Document section »
******************************
Driven by capital, many tutoring institutions spent heavily on advertising and marketing, and some even invested or speculated financially with students' tuition money. Some institutions provided loans to attract students, according to a Sunday article by the National Supervision Commission and the Cen¬tral Commission for Discipline Inspection of the CPC. 

The concerns are not groundless. Statistics show that the number of after-school tutoring institutions for primary and secondary school students is almost the same as that of public schools in China, which may form a parallel educational system beside the national system, warned the article. 

An online course Photo: VCG

An online course Photo: VCG



Wang Ying, the mother of a girl in the second grade in a Beijing primary school, spent 47,500 yuan a year on her daughter's after-school courses including English, math, Chinese, badminton and Chinese classic dance. The tutoring fees accounted for 30 percent of the family's total annual spending. 

"Parents in China are in a panic. Everybody takes after-school courses and there is no solution to this issue," Wang told the Global Times. 

The China Association for Non-Government Education, together with more than 120 after-school tutoring institutions, issued a joint proposal on Saturday, saying they supported the central government's decision and will put the policy into practice. 

But there's bound to be a huge impact on their businesses and shockwaves in the stock markets. 

A staff member from Speiyou.com under NYSE-listed Chinese education company TAL Education Group told the Global Times on Sunday the company is cutting jobs, but its overall operations remain normal at present, including summer holiday training courses. 

"Most employees of Tipaipai, a study tool under Speiyou.com, had already left and many staff in departments targeting very young students also quit," said the person.

A Beijing-based staffer at online English training agency VIPKid told the Global Times on Sunday that the company has been laying off staff for several months and there's "a rumor that the staff will be cut from the current level of nearly 5,000 to around 1,000."
******************************
Supplied entries »
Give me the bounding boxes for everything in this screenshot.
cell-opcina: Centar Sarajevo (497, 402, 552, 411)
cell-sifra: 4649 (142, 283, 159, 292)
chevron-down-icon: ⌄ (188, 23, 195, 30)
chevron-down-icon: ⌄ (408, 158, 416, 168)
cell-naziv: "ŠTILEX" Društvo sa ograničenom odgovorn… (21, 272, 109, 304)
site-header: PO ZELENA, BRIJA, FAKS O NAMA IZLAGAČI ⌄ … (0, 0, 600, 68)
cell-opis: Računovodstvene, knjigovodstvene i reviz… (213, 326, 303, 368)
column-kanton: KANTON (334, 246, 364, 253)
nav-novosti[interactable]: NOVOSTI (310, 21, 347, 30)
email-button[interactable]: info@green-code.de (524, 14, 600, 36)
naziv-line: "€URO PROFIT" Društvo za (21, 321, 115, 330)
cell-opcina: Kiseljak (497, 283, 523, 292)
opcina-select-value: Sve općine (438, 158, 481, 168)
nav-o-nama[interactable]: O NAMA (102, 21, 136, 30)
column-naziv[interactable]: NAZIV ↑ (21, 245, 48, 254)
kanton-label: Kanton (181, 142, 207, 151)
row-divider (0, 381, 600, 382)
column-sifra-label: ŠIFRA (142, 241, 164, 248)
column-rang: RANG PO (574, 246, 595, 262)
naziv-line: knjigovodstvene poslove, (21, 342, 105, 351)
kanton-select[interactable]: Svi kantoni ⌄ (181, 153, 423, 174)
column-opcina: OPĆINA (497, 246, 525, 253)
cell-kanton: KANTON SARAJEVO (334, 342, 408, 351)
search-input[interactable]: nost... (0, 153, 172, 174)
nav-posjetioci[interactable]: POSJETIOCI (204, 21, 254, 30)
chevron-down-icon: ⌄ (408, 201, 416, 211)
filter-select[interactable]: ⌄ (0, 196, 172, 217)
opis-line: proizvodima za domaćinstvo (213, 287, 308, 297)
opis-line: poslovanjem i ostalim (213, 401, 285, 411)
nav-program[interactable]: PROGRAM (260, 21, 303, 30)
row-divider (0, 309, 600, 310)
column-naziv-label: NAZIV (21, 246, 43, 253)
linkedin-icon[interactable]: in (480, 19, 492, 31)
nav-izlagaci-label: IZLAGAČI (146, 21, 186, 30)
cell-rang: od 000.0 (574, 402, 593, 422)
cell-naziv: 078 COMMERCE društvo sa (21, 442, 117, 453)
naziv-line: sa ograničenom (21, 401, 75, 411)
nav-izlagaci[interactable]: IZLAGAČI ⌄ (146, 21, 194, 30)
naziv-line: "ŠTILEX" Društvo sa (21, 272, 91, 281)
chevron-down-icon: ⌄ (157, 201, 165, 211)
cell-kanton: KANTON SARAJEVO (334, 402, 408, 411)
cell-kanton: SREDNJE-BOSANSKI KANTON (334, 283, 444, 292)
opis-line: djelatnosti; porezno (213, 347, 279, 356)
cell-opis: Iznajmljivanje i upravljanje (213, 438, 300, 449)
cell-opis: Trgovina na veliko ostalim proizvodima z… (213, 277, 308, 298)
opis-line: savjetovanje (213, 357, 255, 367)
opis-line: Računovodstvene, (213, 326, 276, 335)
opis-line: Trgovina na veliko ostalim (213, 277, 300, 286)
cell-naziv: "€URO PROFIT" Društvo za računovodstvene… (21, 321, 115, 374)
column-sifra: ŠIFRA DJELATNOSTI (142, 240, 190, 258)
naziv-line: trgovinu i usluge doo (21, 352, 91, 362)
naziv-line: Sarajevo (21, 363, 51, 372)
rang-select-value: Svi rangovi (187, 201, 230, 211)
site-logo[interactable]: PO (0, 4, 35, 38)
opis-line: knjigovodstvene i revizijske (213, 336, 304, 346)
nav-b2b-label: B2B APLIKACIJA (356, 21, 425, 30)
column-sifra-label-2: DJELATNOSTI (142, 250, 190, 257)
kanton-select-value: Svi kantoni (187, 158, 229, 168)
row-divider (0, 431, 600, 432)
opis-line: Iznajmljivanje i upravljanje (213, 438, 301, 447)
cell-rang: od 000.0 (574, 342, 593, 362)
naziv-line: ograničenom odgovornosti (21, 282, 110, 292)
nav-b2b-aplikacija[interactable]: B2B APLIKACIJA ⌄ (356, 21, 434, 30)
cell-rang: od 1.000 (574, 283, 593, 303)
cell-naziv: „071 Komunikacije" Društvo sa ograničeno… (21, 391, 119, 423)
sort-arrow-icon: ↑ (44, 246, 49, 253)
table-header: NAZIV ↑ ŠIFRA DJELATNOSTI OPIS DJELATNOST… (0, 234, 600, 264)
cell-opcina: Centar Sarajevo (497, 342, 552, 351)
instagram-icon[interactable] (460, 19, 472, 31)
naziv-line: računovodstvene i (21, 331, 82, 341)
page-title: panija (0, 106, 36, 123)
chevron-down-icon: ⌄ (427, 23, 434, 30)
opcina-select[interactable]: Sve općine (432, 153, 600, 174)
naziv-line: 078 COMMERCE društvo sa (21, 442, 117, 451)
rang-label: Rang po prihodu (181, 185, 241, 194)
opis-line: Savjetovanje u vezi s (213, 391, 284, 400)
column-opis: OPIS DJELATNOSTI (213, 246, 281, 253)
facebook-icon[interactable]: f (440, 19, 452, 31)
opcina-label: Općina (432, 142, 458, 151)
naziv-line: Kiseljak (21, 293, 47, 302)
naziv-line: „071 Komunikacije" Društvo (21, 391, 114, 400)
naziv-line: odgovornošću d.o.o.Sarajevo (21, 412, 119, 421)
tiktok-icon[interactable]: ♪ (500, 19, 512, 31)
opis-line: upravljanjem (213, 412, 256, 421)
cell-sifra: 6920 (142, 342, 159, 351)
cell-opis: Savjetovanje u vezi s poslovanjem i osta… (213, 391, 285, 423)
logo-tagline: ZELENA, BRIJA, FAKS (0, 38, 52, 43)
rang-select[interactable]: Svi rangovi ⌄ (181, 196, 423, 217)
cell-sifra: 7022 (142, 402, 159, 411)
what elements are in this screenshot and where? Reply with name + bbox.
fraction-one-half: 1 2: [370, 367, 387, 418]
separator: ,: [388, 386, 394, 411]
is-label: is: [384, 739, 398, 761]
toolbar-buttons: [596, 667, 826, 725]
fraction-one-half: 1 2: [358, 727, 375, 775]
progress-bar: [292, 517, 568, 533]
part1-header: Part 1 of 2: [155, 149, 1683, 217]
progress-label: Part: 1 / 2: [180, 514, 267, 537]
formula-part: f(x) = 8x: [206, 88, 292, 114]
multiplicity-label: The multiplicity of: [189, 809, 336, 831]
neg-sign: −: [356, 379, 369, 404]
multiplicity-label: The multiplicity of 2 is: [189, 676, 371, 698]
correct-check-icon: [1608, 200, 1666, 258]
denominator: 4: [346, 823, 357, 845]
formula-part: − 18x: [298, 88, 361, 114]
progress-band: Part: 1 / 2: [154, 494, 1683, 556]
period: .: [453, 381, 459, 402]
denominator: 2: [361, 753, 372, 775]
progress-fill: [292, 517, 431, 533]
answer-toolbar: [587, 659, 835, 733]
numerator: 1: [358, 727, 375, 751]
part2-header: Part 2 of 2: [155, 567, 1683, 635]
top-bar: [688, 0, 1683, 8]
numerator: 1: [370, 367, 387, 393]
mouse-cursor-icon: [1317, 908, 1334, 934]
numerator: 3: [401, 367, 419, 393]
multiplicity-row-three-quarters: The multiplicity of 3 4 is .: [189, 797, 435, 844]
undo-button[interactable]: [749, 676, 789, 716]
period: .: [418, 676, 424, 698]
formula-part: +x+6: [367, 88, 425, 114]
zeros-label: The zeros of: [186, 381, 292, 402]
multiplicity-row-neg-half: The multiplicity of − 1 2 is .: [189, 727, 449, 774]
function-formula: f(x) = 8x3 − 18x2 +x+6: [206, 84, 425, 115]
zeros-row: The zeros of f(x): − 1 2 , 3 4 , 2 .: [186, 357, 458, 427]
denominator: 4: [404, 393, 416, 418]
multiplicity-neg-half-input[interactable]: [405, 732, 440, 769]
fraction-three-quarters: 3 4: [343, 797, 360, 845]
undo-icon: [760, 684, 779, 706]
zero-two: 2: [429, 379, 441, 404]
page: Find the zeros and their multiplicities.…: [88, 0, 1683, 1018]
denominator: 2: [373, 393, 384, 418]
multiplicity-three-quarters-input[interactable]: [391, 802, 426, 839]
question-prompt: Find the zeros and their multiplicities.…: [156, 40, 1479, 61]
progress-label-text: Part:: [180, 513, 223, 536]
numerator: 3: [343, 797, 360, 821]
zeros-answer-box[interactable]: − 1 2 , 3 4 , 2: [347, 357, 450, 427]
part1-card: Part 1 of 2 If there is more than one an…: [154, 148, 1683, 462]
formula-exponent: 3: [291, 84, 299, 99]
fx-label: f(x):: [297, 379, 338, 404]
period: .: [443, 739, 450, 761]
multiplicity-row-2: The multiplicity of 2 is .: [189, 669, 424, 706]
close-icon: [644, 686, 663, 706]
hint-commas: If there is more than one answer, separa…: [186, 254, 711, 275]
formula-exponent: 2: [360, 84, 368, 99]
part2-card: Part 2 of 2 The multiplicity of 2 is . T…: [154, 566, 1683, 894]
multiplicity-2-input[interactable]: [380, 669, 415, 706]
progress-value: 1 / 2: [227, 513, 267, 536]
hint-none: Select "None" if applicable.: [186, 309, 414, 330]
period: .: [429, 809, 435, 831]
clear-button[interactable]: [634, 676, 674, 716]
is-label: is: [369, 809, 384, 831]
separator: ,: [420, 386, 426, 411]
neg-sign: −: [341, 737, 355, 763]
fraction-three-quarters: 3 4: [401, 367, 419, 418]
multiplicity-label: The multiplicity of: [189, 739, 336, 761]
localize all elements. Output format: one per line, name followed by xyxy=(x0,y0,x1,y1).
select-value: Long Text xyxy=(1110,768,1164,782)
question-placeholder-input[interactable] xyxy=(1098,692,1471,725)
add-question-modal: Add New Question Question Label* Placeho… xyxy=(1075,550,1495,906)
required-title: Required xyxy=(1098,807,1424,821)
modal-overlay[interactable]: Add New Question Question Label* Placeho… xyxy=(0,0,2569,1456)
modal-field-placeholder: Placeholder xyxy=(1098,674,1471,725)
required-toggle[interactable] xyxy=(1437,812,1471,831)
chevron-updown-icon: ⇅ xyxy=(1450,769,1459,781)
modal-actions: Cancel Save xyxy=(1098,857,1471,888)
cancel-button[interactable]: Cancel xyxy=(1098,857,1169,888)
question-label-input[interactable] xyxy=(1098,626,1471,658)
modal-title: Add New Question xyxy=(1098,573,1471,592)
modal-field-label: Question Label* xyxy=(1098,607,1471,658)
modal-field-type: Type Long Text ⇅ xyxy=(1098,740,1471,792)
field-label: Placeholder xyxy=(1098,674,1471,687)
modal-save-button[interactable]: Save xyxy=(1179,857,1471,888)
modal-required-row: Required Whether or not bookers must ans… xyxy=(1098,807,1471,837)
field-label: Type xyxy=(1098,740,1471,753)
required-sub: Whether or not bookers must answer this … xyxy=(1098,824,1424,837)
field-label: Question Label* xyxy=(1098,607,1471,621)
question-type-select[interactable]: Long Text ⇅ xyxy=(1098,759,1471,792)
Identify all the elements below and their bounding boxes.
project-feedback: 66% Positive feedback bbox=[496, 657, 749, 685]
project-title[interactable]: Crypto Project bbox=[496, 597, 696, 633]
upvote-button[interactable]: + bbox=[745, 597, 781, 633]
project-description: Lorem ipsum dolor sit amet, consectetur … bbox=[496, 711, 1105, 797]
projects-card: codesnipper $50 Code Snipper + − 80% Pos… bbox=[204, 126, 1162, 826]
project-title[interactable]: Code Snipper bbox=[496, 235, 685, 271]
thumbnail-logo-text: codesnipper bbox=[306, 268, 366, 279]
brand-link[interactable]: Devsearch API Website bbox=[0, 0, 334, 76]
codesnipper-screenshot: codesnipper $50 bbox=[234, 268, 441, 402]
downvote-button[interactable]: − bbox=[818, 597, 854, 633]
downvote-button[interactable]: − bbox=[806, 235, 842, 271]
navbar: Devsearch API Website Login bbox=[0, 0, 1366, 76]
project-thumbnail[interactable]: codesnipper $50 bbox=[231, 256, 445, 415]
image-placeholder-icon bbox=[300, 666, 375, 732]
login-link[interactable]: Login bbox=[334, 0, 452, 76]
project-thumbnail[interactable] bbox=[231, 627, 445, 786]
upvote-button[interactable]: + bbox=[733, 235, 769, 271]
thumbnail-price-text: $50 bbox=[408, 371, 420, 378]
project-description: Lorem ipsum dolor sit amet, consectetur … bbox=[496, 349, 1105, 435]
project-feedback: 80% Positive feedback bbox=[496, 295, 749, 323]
******************************
Exercise description »
List every after-school course that the article on after-school tutoring names for Wang Ying's daughter.

Output of the task »
English, math, Chinese, badminton, and Chinese classic dance.